Entries supplied
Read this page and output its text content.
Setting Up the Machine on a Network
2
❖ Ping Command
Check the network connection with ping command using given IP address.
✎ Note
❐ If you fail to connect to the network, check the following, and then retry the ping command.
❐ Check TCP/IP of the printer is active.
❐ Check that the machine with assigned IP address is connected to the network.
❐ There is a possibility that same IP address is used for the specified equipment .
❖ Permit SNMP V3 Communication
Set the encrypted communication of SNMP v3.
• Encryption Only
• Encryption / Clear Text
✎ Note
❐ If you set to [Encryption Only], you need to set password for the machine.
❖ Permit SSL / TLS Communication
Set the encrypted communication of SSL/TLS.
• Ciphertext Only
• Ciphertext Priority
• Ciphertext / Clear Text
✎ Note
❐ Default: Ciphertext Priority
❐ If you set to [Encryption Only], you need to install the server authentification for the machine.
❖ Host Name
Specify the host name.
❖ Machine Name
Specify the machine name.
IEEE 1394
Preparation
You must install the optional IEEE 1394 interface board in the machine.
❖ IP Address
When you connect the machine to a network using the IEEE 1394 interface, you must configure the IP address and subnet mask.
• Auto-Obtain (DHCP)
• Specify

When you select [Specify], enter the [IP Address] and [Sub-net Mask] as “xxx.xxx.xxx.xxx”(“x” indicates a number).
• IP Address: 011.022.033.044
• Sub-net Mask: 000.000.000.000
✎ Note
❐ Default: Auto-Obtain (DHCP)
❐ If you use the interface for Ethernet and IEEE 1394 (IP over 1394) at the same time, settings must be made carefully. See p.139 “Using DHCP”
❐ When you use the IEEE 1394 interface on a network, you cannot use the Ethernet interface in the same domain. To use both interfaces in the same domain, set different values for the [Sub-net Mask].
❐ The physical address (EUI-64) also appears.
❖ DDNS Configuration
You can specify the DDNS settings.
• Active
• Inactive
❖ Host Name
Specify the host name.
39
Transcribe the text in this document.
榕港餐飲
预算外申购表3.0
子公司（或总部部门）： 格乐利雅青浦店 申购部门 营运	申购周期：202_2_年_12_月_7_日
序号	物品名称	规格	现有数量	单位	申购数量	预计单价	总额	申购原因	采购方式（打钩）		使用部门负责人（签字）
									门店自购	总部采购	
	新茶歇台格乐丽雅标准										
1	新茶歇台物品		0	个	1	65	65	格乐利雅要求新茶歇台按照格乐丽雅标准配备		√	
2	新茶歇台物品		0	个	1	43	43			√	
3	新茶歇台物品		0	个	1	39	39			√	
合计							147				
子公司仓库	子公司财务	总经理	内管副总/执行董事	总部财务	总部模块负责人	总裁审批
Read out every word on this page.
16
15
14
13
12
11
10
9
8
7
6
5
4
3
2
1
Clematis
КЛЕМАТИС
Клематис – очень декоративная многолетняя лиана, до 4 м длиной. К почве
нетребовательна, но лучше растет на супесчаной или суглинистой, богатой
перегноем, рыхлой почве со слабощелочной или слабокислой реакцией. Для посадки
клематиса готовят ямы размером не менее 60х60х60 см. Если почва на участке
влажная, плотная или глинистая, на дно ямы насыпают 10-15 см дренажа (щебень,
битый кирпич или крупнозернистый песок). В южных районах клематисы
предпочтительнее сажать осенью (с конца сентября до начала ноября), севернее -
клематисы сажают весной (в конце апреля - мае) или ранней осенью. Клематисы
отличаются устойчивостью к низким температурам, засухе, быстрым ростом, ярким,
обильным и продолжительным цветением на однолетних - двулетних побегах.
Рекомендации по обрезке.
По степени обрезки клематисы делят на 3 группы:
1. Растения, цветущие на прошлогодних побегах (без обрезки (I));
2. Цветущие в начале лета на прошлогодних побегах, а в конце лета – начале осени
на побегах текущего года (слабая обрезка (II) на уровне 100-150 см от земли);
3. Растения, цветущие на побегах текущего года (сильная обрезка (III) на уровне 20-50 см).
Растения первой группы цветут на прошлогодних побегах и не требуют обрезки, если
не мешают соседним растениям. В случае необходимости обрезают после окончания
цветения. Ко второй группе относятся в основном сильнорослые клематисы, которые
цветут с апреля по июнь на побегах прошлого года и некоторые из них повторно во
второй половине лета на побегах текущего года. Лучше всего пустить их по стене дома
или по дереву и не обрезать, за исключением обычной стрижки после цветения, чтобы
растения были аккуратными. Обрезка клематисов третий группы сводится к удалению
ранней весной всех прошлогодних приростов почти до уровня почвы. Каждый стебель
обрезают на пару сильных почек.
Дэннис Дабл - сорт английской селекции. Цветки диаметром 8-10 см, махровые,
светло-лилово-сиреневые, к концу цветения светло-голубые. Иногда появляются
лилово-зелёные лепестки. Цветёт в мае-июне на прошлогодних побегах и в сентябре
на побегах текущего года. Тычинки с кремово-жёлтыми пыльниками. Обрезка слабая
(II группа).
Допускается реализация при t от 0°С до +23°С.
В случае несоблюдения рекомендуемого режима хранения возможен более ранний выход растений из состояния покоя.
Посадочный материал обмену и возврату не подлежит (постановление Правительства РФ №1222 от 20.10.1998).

Prompt
Where a line above holds the string "this", show that line.

Response
Read this page and output its text content.
Transcribe the text in this document.
Read out every word on this page.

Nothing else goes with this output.